Man fined S$12,800 for illegally importing, keeping about 100 tarantulas

Man fined S$12,800 for illegally importing, keeping about 100 tarantulas

Tarantulas smuggled in sling bag
Tam Jiaming, 34, kept almost a hundred tarantulas in his house. (Photo: AVA)

SINGAPORE: A 34-year-old man was fined S$12,800 for illegally importing and keeping tarantulas in his home after he was caught at Tuas checkpoint with six live tarantulas in a sling bag. 

The Agri-Food and Veterinary Authority (AVA) and Immigration and Checkpoints Authority (ICA) said in a joint press release on Wednesday (Aug 1) that when stopped at the checkpoint for checks on Jan 4, Tam Jiaming told an ICA officer that he had nothing to declare. 

However, the officer found six live tarantulas, kept individually in containers, in a sling bag in the rear passenger seat.

===

List of tasks:
(a) Answer these questions from the tarantula article, one line each:
(i) At which checkpoint was the man caught?
(ii) On what date was he stopped for checks?
(iii) Where in the vehicle was the sling bag found?
(b) Reproduce the tarantula article word for word from "SINGAPORE: A 34-year-old" up to and including "nothing to declare.".
(c) Extend the news report on the tarantula case, picking up right after its final sentence.

Dataset extract:
===

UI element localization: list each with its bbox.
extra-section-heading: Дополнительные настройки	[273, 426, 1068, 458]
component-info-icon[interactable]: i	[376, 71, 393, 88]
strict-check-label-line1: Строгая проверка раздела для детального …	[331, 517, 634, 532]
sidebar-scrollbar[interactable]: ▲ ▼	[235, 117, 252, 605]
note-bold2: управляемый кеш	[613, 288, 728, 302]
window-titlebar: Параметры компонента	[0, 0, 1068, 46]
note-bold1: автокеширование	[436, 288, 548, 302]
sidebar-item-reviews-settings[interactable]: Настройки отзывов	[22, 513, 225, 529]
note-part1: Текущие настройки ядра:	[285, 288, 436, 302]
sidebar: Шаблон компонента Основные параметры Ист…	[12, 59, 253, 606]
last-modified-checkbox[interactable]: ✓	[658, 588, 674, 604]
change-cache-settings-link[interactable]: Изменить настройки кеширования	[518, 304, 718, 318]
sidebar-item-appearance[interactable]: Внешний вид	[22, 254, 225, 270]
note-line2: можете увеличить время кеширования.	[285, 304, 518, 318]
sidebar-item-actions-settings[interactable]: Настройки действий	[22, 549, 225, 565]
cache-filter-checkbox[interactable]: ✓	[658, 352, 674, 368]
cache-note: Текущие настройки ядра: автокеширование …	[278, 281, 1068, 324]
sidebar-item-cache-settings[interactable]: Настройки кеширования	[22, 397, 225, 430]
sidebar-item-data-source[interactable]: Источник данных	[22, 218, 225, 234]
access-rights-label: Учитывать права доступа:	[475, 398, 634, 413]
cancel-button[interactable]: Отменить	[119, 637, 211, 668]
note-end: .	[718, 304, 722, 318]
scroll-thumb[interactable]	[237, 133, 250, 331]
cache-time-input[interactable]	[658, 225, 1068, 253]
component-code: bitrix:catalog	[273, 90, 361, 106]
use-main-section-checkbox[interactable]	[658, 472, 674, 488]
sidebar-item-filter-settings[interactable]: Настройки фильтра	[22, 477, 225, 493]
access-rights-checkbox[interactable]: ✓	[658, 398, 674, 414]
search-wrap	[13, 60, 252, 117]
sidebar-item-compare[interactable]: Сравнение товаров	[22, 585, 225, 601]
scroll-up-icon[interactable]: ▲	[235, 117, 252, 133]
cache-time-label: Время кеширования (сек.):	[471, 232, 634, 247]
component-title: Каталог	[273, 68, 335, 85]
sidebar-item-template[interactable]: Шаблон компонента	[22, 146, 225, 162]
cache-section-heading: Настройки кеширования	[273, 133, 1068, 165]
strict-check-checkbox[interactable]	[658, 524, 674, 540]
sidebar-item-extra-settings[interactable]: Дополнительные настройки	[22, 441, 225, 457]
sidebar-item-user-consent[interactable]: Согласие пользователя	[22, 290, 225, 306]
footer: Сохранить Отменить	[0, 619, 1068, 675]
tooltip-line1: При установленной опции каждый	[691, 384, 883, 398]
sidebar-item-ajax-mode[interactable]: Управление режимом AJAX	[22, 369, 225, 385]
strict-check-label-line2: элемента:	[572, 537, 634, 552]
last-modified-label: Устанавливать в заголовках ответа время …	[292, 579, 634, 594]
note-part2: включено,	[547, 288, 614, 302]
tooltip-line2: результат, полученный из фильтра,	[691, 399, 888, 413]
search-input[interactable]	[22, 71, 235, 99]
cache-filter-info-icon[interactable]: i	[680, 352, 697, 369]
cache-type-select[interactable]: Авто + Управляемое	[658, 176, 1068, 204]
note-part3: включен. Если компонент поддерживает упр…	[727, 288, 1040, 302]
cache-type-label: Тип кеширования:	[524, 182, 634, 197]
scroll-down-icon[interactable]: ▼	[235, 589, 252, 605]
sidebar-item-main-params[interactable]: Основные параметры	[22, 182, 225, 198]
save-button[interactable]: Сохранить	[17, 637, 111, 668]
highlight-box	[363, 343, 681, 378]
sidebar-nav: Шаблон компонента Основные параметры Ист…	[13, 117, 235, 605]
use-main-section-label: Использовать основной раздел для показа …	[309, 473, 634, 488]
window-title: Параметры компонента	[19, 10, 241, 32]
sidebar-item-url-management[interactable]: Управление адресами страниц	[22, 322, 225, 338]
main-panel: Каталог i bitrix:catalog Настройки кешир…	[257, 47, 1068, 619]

===

Expected outputs:
(a)
(i) Tuas checkpoint
(ii) Jan 4
(iii) In the rear passenger seat

(b)
SINGAPORE: A 34-year-old man was fined S$12,800 for illegally importing and keeping tarantulas in his home after he was caught at Tuas checkpoint with six live tarantulas in a sling bag. 

The Agri-Food and Veterinary Authority (AVA) and Immigration and Checkpoints Authority (ICA) said in a joint press release on Wednesday (Aug 1) that when stopped at the checkpoint for checks on Jan 4, Tam Jiaming told an ICA officer that he had nothing to declare.

(c)
Tarantulas smuggled in sling bag
The live tarantulas were hidden in a sling bag. (Photo: ICA)

In follow-up investigations at Tam's house, AVA found and seized another 92 tarantulas. 

Tarantulas are not approved to be kept as pets in Singapore.

Some of the tarantulas were species protected under the Convention on International Trade in Endangered Species of Wild Fauna and Flora (CITES), the agencies said. The spiders have since been placed under the care of Wildlife Reserves Singapore. 

AVA said in the statement that demand for wild animals such as tarantulas would fuel illegal wildlife trade, which severely impacts the wild populations of numerous species. 

"Wildlife are not suitable pets as some may transmit zoonotic diseases to humans and pose a public safety risk if mishandled or if they escape into our dense urban environment," it said. "Non-native animals may also be a threat to our biodiversity if released into the environment."

For keeping and trading illegal wildlife, offenders can be fined up to S$1,000 and have to forfeit the animals. 

Importation, possession or sale of any CITES-protected species without CITES permits is also an offence punishable with a fine of up to S$50,000 per CITES-listed animal - to a maximum total S$500,000 - and up to two years' imprisonment.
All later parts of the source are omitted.